-- DO THIS --
Filter the entries below, keeping only lines with the word "icon".

>> begin

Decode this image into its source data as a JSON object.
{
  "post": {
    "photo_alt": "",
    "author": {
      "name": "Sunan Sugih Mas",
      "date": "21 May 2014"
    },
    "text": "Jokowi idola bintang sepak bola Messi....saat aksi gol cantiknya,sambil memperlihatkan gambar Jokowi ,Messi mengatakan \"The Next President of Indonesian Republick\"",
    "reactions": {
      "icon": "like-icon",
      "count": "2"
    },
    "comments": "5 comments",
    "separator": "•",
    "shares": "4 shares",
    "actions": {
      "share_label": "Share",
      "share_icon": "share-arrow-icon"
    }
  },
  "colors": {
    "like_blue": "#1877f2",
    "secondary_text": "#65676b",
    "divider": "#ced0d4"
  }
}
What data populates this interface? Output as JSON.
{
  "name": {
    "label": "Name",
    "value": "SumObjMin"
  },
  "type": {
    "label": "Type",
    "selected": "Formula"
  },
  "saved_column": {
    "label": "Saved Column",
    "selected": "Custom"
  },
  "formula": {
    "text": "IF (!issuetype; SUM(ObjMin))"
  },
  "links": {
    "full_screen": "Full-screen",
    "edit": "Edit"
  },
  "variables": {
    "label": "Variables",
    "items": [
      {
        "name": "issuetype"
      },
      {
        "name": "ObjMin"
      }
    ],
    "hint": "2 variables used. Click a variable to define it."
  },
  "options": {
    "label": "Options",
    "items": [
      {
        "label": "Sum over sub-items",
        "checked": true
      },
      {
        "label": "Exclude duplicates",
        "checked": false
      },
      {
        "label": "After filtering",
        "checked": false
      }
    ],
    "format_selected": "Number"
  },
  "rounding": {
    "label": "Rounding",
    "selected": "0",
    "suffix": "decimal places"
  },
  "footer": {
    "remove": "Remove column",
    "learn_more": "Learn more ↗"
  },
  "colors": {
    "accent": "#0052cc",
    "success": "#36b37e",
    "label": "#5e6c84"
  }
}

>> end

-- REPLY --
      "icon": "like-icon",
      "share_icon": "share-arrow-icon"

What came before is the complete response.